[Excerpts from a layout annotation set]
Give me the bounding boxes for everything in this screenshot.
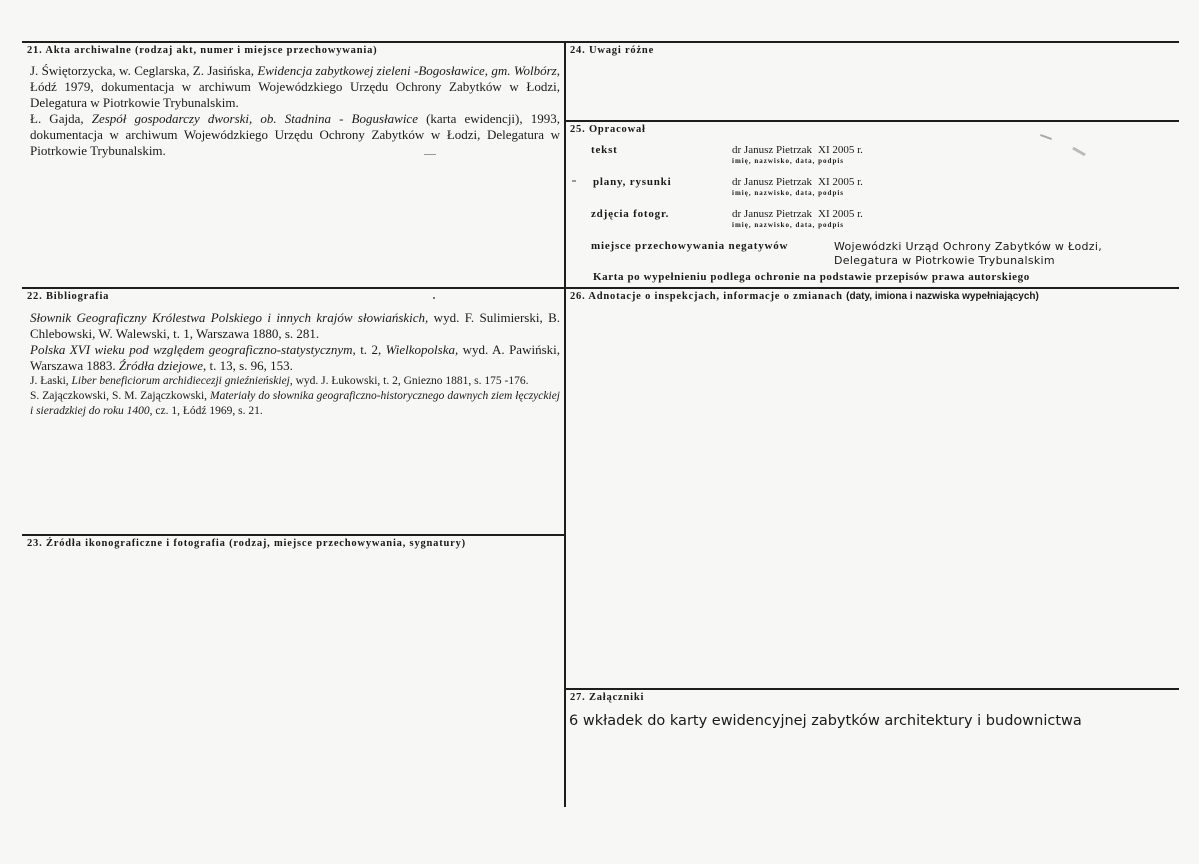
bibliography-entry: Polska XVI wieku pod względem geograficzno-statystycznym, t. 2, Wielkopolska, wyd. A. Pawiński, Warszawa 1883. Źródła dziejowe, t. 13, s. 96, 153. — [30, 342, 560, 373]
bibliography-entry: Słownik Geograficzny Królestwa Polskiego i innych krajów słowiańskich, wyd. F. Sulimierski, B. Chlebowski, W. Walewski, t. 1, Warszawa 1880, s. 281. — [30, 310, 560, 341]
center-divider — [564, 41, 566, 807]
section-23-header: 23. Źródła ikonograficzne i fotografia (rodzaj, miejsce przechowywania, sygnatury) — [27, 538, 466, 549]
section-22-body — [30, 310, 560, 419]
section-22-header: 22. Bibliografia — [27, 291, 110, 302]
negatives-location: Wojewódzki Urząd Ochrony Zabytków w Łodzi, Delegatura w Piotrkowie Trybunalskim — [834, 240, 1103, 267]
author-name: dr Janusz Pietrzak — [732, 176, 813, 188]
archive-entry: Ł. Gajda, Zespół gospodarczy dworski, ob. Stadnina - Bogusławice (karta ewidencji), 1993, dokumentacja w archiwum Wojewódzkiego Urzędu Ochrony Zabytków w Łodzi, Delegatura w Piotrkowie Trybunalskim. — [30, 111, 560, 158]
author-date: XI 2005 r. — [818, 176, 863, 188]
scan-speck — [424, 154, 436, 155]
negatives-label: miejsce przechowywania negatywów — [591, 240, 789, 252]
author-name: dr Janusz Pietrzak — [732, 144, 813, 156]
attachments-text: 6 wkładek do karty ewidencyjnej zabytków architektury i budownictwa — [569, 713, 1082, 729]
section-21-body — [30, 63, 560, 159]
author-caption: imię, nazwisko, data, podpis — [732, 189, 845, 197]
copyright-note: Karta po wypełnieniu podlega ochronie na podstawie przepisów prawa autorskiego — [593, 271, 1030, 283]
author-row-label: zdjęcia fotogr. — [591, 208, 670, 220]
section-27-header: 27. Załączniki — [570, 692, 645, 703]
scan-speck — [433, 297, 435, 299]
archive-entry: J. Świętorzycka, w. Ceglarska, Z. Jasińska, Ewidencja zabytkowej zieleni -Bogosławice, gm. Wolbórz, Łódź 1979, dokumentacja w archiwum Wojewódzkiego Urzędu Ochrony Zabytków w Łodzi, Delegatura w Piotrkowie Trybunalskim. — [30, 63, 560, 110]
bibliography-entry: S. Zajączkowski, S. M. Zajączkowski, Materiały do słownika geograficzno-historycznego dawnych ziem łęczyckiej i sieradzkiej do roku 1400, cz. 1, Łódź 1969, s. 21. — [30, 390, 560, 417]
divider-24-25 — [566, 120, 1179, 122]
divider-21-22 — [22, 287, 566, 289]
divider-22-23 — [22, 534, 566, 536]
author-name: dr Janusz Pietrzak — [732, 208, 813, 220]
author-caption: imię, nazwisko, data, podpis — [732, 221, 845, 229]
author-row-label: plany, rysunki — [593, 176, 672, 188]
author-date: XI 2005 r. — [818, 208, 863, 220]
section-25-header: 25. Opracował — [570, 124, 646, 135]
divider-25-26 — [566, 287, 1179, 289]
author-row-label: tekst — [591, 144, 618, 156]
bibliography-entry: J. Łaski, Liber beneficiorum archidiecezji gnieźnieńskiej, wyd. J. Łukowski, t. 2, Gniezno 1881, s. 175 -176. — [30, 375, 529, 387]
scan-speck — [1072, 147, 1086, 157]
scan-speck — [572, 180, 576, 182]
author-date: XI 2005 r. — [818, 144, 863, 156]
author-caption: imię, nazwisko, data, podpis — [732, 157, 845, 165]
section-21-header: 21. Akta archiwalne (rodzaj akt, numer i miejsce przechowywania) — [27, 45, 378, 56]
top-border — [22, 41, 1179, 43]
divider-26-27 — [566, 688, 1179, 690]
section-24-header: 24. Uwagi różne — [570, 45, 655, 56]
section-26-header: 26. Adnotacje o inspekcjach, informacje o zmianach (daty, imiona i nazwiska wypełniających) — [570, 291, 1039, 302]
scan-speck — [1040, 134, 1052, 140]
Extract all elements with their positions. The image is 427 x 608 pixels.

> [Task directions]: Copy every line of the records above word for word, leaving out the pictures.

> [Exercise solution]:
Give me the bounding boxes for everything in this screenshot.
bibliography-entry: Polska XVI wieku pod względem geograficzno-statystycznym, t. 2, Wielkopolska, wyd. A. Pawiński, Warszawa 1883. Źródła dziejowe, t. 13, s. 96, 153. — [30, 342, 560, 373]
bibliography-entry: Słownik Geograficzny Królestwa Polskiego i innych krajów słowiańskich, wyd. F. Sulimierski, B. Chlebowski, W. Walewski, t. 1, Warszawa 1880, s. 281. — [30, 310, 560, 341]
center-divider — [564, 41, 566, 807]
section-23-header: 23. Źródła ikonograficzne i fotografia (rodzaj, miejsce przechowywania, sygnatury) — [27, 538, 466, 549]
section-22-body — [30, 310, 560, 419]
section-22-header: 22. Bibliografia — [27, 291, 110, 302]
negatives-location: Wojewódzki Urząd Ochrony Zabytków w Łodzi, Delegatura w Piotrkowie Trybunalskim — [834, 240, 1103, 267]
author-name: dr Janusz Pietrzak — [732, 176, 813, 188]
archive-entry: Ł. Gajda, Zespół gospodarczy dworski, ob. Stadnina - Bogusławice (karta ewidencji), 1993, dokumentacja w archiwum Wojewódzkiego Urzędu Ochrony Zabytków w Łodzi, Delegatura w Piotrkowie Trybunalskim. — [30, 111, 560, 158]
author-date: XI 2005 r. — [818, 176, 863, 188]
scan-speck — [424, 154, 436, 155]
negatives-label: miejsce przechowywania negatywów — [591, 240, 789, 252]
author-name: dr Janusz Pietrzak — [732, 144, 813, 156]
attachments-text: 6 wkładek do karty ewidencyjnej zabytków architektury i budownictwa — [569, 713, 1082, 729]
section-21-body — [30, 63, 560, 159]
author-caption: imię, nazwisko, data, podpis — [732, 189, 845, 197]
copyright-note: Karta po wypełnieniu podlega ochronie na podstawie przepisów prawa autorskiego — [593, 271, 1030, 283]
author-row-label: zdjęcia fotogr. — [591, 208, 670, 220]
section-27-header: 27. Załączniki — [570, 692, 645, 703]
scan-speck — [433, 297, 435, 299]
archive-entry: J. Świętorzycka, w. Ceglarska, Z. Jasińska, Ewidencja zabytkowej zieleni -Bogosławice, gm. Wolbórz, Łódź 1979, dokumentacja w archiwum Wojewódzkiego Urzędu Ochrony Zabytków w Łodzi, Delegatura w Piotrkowie Trybunalskim. — [30, 63, 560, 110]
bibliography-entry: S. Zajączkowski, S. M. Zajączkowski, Materiały do słownika geograficzno-historycznego dawnych ziem łęczyckiej i sieradzkiej do roku 1400, cz. 1, Łódź 1969, s. 21. — [30, 390, 560, 417]
divider-24-25 — [566, 120, 1179, 122]
divider-21-22 — [22, 287, 566, 289]
divider-22-23 — [22, 534, 566, 536]
author-name: dr Janusz Pietrzak — [732, 208, 813, 220]
author-caption: imię, nazwisko, data, podpis — [732, 221, 845, 229]
author-row-label: plany, rysunki — [593, 176, 672, 188]
author-date: XI 2005 r. — [818, 208, 863, 220]
section-25-header: 25. Opracował — [570, 124, 646, 135]
divider-25-26 — [566, 287, 1179, 289]
author-row-label: tekst — [591, 144, 618, 156]
bibliography-entry: J. Łaski, Liber beneficiorum archidiecezji gnieźnieńskiej, wyd. J. Łukowski, t. 2, Gniezno 1881, s. 175 -176. — [30, 375, 529, 387]
scan-speck — [1072, 147, 1086, 157]
scan-speck — [572, 180, 576, 182]
author-date: XI 2005 r. — [818, 144, 863, 156]
author-caption: imię, nazwisko, data, podpis — [732, 157, 845, 165]
section-21-header: 21. Akta archiwalne (rodzaj akt, numer i miejsce przechowywania) — [27, 45, 378, 56]
top-border — [22, 41, 1179, 43]
divider-26-27 — [566, 688, 1179, 690]
section-24-header: 24. Uwagi różne — [570, 45, 655, 56]
section-26-header: 26. Adnotacje o inspekcjach, informacje o zmianach (daty, imiona i nazwiska wypełniających) — [570, 291, 1039, 302]
scan-speck — [1040, 134, 1052, 140]
Extract all elements with their positions. The image is 427 x 608 pixels.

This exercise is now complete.